Stored entries:
□ □ □ □ □

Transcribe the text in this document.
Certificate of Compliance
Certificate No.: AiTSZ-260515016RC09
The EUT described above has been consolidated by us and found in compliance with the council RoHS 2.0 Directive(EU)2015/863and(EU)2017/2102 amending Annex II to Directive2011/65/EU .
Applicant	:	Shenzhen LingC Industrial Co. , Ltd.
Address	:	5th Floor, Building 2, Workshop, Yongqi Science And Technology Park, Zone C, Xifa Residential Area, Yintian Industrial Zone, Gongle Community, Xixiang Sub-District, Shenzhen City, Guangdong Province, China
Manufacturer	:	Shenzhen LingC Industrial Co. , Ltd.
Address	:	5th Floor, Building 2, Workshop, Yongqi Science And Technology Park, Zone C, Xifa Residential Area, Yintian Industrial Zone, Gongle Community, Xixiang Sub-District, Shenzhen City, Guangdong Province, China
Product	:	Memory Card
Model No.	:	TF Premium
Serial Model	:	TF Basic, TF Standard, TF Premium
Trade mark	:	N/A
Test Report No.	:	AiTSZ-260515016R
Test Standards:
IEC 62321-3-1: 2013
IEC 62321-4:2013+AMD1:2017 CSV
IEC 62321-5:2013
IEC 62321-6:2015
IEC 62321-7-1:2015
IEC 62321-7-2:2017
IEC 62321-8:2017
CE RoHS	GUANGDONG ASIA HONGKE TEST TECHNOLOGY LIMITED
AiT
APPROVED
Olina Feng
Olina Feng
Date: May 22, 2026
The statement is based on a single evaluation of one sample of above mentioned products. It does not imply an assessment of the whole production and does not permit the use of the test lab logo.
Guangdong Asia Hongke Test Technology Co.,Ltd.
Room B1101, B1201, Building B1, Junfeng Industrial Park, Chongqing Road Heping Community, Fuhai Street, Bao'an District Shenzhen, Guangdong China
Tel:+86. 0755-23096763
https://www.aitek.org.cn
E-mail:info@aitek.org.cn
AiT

□ □ □ □ □

**Task directions**
Retype each record exactly, leaving nothing out.

**Task result**
Transcribe the text in this document.
Certificate of Compliance
Certificate No.: AiTSZ-260515016RC09
The EUT described above has been consolidated by us and found in compliance with the council RoHS 2.0 Directive(EU)2015/863and(EU)2017/2102 amending Annex II to Directive2011/65/EU .
Applicant	:	Shenzhen LingC Industrial Co. , Ltd.
Address	:	5th Floor, Building 2, Workshop, Yongqi Science And Technology Park, Zone C, Xifa Residential Area, Yintian Industrial Zone, Gongle Community, Xixiang Sub-District, Shenzhen City, Guangdong Province, China
Manufacturer	:	Shenzhen LingC Industrial Co. , Ltd.
Address	:	5th Floor, Building 2, Workshop, Yongqi Science And Technology Park, Zone C, Xifa Residential Area, Yintian Industrial Zone, Gongle Community, Xixiang Sub-District, Shenzhen City, Guangdong Province, China
Product	:	Memory Card
Model No.	:	TF Premium
Serial Model	:	TF Basic, TF Standard, TF Premium
Trade mark	:	N/A
Test Report No.	:	AiTSZ-260515016R
Test Standards:
IEC 62321-3-1: 2013
IEC 62321-4:2013+AMD1:2017 CSV
IEC 62321-5:2013
IEC 62321-6:2015
IEC 62321-7-1:2015
IEC 62321-7-2:2017
IEC 62321-8:2017
CE RoHS	GUANGDONG ASIA HONGKE TEST TECHNOLOGY LIMITED
AiT
APPROVED
Olina Feng
Olina Feng
Date: May 22, 2026
The statement is based on a single evaluation of one sample of above mentioned products. It does not imply an assessment of the whole production and does not permit the use of the test lab logo.
Guangdong Asia Hongke Test Technology Co.,Ltd.
Room B1101, B1201, Building B1, Junfeng Industrial Park, Chongqing Road Heping Community, Fuhai Street, Bao'an District Shenzhen, Guangdong China
Tel:+86. 0755-23096763
https://www.aitek.org.cn
E-mail:info@aitek.org.cn
AiT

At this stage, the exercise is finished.